>>>>>

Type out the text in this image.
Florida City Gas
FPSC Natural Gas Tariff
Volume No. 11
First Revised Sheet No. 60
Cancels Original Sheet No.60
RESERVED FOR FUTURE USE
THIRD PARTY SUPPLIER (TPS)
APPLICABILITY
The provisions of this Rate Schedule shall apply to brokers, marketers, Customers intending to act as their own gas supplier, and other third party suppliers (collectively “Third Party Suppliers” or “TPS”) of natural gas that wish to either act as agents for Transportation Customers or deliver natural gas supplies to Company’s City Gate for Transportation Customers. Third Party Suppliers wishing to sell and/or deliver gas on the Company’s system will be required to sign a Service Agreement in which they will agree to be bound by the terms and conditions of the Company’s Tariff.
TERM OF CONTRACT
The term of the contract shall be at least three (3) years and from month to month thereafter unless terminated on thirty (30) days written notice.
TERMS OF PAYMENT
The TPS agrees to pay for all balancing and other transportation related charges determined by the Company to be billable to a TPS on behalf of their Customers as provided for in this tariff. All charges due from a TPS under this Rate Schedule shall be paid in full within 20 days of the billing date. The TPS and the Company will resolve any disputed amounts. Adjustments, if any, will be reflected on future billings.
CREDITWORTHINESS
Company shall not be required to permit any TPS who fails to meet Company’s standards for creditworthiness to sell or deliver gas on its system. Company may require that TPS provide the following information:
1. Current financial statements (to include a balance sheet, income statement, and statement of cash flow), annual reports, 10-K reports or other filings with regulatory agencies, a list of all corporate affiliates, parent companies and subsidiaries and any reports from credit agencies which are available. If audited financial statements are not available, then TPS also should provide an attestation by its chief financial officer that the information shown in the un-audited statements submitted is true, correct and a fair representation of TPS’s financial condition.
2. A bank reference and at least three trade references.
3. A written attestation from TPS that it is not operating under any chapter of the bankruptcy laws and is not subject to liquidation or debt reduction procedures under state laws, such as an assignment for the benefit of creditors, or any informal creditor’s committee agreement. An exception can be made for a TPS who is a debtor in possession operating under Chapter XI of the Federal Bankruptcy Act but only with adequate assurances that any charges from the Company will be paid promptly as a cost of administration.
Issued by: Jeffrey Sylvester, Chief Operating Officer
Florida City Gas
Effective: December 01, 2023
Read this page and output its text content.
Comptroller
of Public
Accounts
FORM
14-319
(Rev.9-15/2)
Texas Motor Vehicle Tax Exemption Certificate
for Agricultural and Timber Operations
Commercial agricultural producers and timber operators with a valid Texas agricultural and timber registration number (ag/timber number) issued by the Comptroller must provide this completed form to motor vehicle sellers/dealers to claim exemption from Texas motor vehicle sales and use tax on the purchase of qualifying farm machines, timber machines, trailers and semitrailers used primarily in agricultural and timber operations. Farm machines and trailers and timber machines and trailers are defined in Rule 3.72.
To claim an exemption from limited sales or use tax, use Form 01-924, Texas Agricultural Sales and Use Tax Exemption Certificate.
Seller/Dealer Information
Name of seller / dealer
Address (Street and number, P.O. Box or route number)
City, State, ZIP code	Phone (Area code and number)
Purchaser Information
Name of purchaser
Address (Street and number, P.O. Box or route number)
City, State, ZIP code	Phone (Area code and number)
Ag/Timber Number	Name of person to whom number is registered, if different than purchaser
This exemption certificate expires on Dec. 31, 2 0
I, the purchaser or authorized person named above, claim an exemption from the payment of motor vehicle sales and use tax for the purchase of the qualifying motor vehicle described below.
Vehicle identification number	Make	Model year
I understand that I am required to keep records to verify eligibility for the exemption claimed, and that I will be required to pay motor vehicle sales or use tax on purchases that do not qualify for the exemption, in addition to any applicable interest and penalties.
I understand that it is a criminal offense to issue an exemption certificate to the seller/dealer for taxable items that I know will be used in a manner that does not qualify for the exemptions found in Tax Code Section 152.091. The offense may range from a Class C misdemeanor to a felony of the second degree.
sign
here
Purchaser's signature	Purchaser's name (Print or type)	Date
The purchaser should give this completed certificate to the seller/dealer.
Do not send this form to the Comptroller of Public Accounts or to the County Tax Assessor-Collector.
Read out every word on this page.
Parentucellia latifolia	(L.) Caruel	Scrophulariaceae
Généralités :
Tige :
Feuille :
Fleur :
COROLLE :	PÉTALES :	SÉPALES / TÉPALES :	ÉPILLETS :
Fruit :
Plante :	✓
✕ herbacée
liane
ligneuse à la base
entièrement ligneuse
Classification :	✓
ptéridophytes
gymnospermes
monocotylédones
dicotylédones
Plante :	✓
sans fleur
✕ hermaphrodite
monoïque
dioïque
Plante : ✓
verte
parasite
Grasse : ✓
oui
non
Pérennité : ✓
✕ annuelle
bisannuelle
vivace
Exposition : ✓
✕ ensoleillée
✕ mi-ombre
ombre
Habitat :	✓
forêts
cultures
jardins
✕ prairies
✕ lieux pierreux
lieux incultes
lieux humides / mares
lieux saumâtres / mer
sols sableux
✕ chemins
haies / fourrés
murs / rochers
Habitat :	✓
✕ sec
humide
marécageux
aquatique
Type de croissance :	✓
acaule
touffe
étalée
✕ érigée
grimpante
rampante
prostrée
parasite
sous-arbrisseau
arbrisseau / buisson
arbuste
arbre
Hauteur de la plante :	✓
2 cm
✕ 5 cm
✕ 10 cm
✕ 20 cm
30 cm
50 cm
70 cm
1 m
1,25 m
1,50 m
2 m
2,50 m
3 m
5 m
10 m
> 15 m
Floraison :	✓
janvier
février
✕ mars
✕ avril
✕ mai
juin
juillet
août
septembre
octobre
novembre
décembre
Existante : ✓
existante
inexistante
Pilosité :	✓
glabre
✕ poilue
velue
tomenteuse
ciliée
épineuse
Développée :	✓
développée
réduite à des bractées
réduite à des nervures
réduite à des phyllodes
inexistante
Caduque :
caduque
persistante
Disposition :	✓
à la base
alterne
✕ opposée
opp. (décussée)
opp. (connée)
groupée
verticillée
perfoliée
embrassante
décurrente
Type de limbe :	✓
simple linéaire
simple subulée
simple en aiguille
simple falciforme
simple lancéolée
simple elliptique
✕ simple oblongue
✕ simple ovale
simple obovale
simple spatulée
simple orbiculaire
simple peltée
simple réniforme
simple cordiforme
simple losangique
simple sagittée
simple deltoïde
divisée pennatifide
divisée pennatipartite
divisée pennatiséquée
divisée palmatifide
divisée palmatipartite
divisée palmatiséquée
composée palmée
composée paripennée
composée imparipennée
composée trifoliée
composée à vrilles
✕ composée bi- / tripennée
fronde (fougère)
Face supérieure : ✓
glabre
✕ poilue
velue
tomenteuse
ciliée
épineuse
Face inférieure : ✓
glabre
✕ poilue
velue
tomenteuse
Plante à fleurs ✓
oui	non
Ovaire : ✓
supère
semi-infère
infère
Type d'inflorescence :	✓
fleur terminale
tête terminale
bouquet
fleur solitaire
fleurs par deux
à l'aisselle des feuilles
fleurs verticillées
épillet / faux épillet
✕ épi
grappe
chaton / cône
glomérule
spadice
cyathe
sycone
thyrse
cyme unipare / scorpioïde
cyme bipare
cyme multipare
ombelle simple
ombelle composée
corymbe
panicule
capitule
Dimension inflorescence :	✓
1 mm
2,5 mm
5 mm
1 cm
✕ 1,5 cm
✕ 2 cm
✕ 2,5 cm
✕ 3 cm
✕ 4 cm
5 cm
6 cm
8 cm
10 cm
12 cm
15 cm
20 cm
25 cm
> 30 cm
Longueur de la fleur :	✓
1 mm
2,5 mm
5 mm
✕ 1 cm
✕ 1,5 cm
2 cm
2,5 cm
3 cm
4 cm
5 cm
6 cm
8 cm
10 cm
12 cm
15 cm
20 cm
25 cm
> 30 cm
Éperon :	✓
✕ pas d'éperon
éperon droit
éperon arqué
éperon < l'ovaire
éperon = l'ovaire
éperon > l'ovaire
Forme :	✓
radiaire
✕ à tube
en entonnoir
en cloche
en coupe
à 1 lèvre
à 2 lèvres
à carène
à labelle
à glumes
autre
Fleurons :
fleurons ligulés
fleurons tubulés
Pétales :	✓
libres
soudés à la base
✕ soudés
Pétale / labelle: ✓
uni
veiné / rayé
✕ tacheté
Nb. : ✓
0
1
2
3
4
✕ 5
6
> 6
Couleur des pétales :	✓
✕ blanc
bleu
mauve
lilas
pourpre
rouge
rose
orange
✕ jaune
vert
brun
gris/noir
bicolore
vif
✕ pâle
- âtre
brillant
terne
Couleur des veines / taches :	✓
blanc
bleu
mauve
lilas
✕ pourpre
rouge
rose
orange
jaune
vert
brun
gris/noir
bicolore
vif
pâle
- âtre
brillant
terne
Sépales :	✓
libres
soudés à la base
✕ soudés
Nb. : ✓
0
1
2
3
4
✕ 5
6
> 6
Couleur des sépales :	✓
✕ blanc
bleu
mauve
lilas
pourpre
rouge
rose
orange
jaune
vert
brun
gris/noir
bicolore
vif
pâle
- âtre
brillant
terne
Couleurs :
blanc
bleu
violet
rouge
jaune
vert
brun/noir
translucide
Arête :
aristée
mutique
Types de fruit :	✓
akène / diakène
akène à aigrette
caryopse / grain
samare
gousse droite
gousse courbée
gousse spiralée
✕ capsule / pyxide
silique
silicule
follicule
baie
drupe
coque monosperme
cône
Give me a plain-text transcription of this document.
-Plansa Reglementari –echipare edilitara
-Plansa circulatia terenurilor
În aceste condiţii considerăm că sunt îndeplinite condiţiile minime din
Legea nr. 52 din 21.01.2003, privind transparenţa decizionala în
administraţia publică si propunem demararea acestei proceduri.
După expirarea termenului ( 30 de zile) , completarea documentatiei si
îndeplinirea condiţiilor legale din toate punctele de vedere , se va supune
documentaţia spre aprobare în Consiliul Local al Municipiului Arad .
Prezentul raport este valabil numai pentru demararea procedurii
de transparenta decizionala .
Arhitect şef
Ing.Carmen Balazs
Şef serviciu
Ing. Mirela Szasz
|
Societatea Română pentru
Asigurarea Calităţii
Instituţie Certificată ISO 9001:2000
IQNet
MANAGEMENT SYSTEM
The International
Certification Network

<<<<<

_Stated exercise_
Count how many lines in the data above hold the string "gousse", and give the number with no other words.

_Output of the task_
3